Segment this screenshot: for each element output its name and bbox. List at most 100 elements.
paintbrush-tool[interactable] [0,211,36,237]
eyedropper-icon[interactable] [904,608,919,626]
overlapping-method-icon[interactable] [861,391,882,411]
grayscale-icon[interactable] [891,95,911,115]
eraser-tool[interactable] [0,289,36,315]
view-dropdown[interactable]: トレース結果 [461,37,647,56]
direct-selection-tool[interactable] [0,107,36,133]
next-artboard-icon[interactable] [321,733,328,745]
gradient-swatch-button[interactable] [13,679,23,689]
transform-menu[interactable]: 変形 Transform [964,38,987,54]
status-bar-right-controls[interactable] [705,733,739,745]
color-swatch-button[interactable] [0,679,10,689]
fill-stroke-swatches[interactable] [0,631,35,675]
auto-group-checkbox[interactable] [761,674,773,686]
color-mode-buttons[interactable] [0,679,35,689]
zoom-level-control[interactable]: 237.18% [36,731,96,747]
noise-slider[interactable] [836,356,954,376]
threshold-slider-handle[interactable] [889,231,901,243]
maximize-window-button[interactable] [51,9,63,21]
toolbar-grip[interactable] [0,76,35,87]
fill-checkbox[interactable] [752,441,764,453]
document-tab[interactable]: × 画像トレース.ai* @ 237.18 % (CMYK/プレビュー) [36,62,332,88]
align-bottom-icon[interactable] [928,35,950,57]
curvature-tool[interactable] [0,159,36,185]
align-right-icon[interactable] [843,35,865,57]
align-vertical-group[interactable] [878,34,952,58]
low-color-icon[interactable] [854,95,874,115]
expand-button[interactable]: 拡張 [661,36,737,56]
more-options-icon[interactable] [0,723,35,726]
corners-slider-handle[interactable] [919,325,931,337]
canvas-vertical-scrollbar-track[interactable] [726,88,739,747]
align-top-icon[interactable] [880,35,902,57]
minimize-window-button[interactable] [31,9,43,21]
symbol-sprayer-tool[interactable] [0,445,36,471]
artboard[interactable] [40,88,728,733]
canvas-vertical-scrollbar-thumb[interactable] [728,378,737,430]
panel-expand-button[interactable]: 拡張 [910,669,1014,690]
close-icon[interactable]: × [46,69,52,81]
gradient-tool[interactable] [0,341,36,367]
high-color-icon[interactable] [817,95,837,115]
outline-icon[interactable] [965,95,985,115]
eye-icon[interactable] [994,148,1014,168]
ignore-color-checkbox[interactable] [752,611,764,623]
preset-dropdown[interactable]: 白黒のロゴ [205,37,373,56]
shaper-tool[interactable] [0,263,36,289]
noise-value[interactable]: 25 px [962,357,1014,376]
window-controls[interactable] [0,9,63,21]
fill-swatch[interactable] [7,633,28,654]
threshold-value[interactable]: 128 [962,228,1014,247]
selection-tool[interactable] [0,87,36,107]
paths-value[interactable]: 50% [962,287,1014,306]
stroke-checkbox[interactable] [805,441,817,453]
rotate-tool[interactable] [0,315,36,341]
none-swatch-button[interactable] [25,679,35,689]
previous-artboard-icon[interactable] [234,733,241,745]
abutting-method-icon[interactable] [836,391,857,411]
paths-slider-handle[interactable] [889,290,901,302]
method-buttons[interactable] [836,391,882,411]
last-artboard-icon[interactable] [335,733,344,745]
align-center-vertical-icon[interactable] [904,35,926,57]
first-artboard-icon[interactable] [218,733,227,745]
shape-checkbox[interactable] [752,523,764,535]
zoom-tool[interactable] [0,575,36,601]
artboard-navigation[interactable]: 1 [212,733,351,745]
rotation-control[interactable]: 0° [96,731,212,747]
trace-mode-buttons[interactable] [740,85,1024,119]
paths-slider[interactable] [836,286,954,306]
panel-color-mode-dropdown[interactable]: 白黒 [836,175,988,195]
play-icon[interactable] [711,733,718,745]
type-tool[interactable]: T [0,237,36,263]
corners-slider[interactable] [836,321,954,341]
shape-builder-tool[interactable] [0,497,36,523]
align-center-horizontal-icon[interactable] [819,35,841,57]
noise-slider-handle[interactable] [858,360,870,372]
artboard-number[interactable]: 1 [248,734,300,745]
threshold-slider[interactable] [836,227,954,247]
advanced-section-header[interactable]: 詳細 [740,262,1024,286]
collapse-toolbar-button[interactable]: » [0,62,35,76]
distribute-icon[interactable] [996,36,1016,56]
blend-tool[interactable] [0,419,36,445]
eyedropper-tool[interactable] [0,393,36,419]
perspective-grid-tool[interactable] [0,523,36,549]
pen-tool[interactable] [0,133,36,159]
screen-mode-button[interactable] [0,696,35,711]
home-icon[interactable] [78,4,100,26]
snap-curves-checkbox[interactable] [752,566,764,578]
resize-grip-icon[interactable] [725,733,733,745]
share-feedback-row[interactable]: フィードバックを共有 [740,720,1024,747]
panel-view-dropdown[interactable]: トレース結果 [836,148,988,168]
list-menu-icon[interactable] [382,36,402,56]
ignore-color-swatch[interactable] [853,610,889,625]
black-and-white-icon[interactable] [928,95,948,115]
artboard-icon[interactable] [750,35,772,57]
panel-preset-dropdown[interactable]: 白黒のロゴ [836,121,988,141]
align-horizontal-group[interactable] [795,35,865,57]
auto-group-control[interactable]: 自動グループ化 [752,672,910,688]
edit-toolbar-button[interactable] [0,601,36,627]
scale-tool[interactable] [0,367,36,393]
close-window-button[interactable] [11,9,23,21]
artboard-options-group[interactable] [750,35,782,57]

Objective » Put every line of the items above into a Markdown table with the columns Row and Item line, skipping any blank lines.

Task output »
| Row | Item line |
|---|---|
| 1 | Segment this screenshot: for each element output its name and bbox. List at most 100 elements. |
| 2 | paintbrush-tool[interactable] [0,211,36,237] |
| 3 | eyedropper-icon[interactable] [904,608,919,626] |
| 4 | overlapping-method-icon[interactable] [861,391,882,411] |
| 5 | grayscale-icon[interactable] [891,95,911,115] |
| 6 | eraser-tool[interactable] [0,289,36,315] |
| 7 | view-dropdown[interactable]: トレース結果 [461,37,647,56] |
| 8 | direct-selection-tool[interactable] [0,107,36,133] |
| 9 | next-artboard-icon[interactable] [321,733,328,745] |
| 10 | gradient-swatch-button[interactable] [13,679,23,689] |
| 11 | transform-menu[interactable]: 変形 Transform [964,38,987,54] |
| 12 | status-bar-right-controls[interactable] [705,733,739,745] |
| 13 | color-swatch-button[interactable] [0,679,10,689] |
| 14 | fill-stroke-swatches[interactable] [0,631,35,675] |
| 15 | auto-group-checkbox[interactable] [761,674,773,686] |
| 16 | color-mode-buttons[interactable] [0,679,35,689] |
| 17 | zoom-level-control[interactable]: 237.18% [36,731,96,747] |
| 18 | noise-slider[interactable] [836,356,954,376] |
| 19 | threshold-slider-handle[interactable] [889,231,901,243] |
| 20 | maximize-window-button[interactable] [51,9,63,21] |
| 21 | toolbar-grip[interactable] [0,76,35,87] |
| 22 | fill-checkbox[interactable] [752,441,764,453] |
| 23 | document-tab[interactable]: × 画像トレース.ai* @ 237.18 % (CMYK/プレビュー) [36,62,332,88] |
| 24 | align-bottom-icon[interactable] [928,35,950,57] |
| 25 | curvature-tool[interactable] [0,159,36,185] |
| 26 | align-right-icon[interactable] [843,35,865,57] |
| 27 | align-vertical-group[interactable] [878,34,952,58] |
| 28 | low-color-icon[interactable] [854,95,874,115] |
| 29 | expand-button[interactable]: 拡張 [661,36,737,56] |
| 30 | more-options-icon[interactable] [0,723,35,726] |
| 31 | corners-slider-handle[interactable] [919,325,931,337] |
| 32 | canvas-vertical-scrollbar-track[interactable] [726,88,739,747] |
| 33 | align-top-icon[interactable] [880,35,902,57] |
| 34 | minimize-window-button[interactable] [31,9,43,21] |
| 35 | symbol-sprayer-tool[interactable] [0,445,36,471] |
| 36 | artboard[interactable] [40,88,728,733] |
| 37 | canvas-vertical-scrollbar-thumb[interactable] [728,378,737,430] |
| 38 | panel-expand-button[interactable]: 拡張 [910,669,1014,690] |
| 39 | close-icon[interactable]: × [46,69,52,81] |
| 40 | gradient-tool[interactable] [0,341,36,367] |
| 41 | high-color-icon[interactable] [817,95,837,115] |
| 42 | outline-icon[interactable] [965,95,985,115] |
| 43 | eye-icon[interactable] [994,148,1014,168] |
| 44 | ignore-color-checkbox[interactable] [752,611,764,623] |
| 45 | preset-dropdown[interactable]: 白黒のロゴ [205,37,373,56] |
| 46 | shaper-tool[interactable] [0,263,36,289] |
| 47 | noise-value[interactable]: 25 px [962,357,1014,376] |
| 48 | window-controls[interactable] [0,9,63,21] |
| 49 | fill-swatch[interactable] [7,633,28,654] |
| 50 | threshold-value[interactable]: 128 [962,228,1014,247] |
| 51 | selection-tool[interactable] [0,87,36,107] |
| 52 | paths-value[interactable]: 50% [962,287,1014,306] |
| 53 | stroke-checkbox[interactable] [805,441,817,453] |
| 54 | rotate-tool[interactable] [0,315,36,341] |
| 55 | none-swatch-button[interactable] [25,679,35,689] |
| 56 | previous-artboard-icon[interactable] [234,733,241,745] |
| 57 | abutting-method-icon[interactable] [836,391,857,411] |
| 58 | paths-slider-handle[interactable] [889,290,901,302] |
| 59 | method-buttons[interactable] [836,391,882,411] |
| 60 | last-artboard-icon[interactable] [335,733,344,745] |
| 61 | align-center-vertical-icon[interactable] [904,35,926,57] |
| 62 | first-artboard-icon[interactable] [218,733,227,745] |
| 63 | shape-checkbox[interactable] [752,523,764,535] |
| 64 | zoom-tool[interactable] [0,575,36,601] |
| 65 | artboard-navigation[interactable]: 1 [212,733,351,745] |
| 66 | rotation-control[interactable]: 0° [96,731,212,747] |
| 67 | trace-mode-buttons[interactable] [740,85,1024,119] |
| 68 | paths-slider[interactable] [836,286,954,306] |
| 69 | panel-color-mode-dropdown[interactable]: 白黒 [836,175,988,195] |
| 70 | play-icon[interactable] [711,733,718,745] |
| 71 | type-tool[interactable]: T [0,237,36,263] |
| 72 | corners-slider[interactable] [836,321,954,341] |
| 73 | shape-builder-tool[interactable] [0,497,36,523] |
| 74 | align-center-horizontal-icon[interactable] [819,35,841,57] |
| 75 | noise-slider-handle[interactable] [858,360,870,372] |
| 76 | artboard-number[interactable]: 1 [248,734,300,745] |
| 77 | threshold-slider[interactable] [836,227,954,247] |
| 78 | advanced-section-header[interactable]: 詳細 [740,262,1024,286] |
| 79 | collapse-toolbar-button[interactable]: » [0,62,35,76] |
| 80 | distribute-icon[interactable] [996,36,1016,56] |
| 81 | blend-tool[interactable] [0,419,36,445] |
| 82 | eyedropper-tool[interactable] [0,393,36,419] |
| 83 | perspective-grid-tool[interactable] [0,523,36,549] |
| 84 | pen-tool[interactable] [0,133,36,159] |
| 85 | screen-mode-button[interactable] [0,696,35,711] |
| 86 | home-icon[interactable] [78,4,100,26] |
| 87 | snap-curves-checkbox[interactable] [752,566,764,578] |
| 88 | resize-grip-icon[interactable] [725,733,733,745] |
| 89 | share-feedback-row[interactable]: フィードバックを共有 [740,720,1024,747] |
| 90 | panel-view-dropdown[interactable]: トレース結果 [836,148,988,168] |
| 91 | list-menu-icon[interactable] [382,36,402,56] |
| 92 | ignore-color-swatch[interactable] [853,610,889,625] |
| 93 | black-and-white-icon[interactable] [928,95,948,115] |
| 94 | artboard-icon[interactable] [750,35,772,57] |
| 95 | panel-preset-dropdown[interactable]: 白黒のロゴ [836,121,988,141] |
| 96 | align-horizontal-group[interactable] [795,35,865,57] |
| 97 | auto-group-control[interactable]: 自動グループ化 [752,672,910,688] |
| 98 | edit-toolbar-button[interactable] [0,601,36,627] |
| 99 | scale-tool[interactable] [0,367,36,393] |
| 100 | close-window-button[interactable] [11,9,23,21] |
| 101 | artboard-options-group[interactable] [750,35,782,57] |